- _Exercise objective_
Tally every line of the listing where the string "الوراثية" is found, and state the total alone.

- _Entries shown_
-*-
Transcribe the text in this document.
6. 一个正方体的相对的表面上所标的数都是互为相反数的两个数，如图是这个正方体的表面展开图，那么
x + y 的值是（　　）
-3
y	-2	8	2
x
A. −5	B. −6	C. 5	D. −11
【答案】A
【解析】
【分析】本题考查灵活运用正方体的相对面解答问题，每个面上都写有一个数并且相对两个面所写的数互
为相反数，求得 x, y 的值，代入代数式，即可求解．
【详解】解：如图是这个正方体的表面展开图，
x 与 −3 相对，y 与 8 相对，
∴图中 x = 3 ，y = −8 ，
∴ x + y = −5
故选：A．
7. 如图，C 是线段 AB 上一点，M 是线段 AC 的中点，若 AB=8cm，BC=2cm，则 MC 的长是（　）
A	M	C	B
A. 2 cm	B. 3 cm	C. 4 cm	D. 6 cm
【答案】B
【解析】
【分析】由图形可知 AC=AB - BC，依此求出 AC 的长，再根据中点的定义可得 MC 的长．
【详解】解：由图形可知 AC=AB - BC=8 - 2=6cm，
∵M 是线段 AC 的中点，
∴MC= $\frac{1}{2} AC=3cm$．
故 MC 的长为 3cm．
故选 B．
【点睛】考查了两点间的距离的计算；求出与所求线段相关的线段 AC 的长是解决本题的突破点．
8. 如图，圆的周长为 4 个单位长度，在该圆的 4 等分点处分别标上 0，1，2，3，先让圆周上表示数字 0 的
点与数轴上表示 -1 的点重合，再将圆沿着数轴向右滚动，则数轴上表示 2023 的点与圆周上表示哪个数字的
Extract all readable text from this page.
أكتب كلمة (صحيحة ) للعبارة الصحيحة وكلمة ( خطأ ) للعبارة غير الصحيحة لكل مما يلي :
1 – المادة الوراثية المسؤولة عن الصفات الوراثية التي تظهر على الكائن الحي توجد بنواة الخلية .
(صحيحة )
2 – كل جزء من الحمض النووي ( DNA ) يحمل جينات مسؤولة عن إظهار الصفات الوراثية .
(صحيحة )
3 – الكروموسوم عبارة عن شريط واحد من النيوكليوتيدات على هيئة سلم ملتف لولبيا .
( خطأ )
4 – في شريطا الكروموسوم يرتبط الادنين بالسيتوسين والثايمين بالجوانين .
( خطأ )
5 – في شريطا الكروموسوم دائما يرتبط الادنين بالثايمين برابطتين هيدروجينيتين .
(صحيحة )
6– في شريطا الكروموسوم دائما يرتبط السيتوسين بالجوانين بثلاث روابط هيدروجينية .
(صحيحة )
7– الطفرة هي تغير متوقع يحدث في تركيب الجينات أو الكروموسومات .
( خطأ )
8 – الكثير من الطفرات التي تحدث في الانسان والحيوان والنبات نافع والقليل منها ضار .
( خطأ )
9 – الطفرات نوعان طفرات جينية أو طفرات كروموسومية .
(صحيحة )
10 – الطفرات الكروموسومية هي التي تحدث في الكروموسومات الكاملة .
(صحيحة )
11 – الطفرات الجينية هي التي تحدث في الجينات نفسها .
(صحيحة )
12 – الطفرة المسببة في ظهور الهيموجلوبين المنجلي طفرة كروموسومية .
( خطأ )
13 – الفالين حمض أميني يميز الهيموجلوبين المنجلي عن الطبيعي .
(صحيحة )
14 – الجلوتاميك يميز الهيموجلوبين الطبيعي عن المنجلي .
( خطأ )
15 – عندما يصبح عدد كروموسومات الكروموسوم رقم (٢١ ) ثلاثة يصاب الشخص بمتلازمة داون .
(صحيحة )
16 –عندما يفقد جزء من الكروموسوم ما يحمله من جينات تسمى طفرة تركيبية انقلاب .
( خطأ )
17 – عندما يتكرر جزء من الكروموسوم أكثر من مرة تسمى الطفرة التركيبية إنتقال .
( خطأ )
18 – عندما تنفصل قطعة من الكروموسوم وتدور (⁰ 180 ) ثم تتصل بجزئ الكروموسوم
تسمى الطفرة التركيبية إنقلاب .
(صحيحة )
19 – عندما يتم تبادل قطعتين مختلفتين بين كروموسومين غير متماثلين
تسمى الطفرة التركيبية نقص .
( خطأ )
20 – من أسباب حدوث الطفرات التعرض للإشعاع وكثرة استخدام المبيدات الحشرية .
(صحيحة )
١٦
-*-
- _Written solution_
2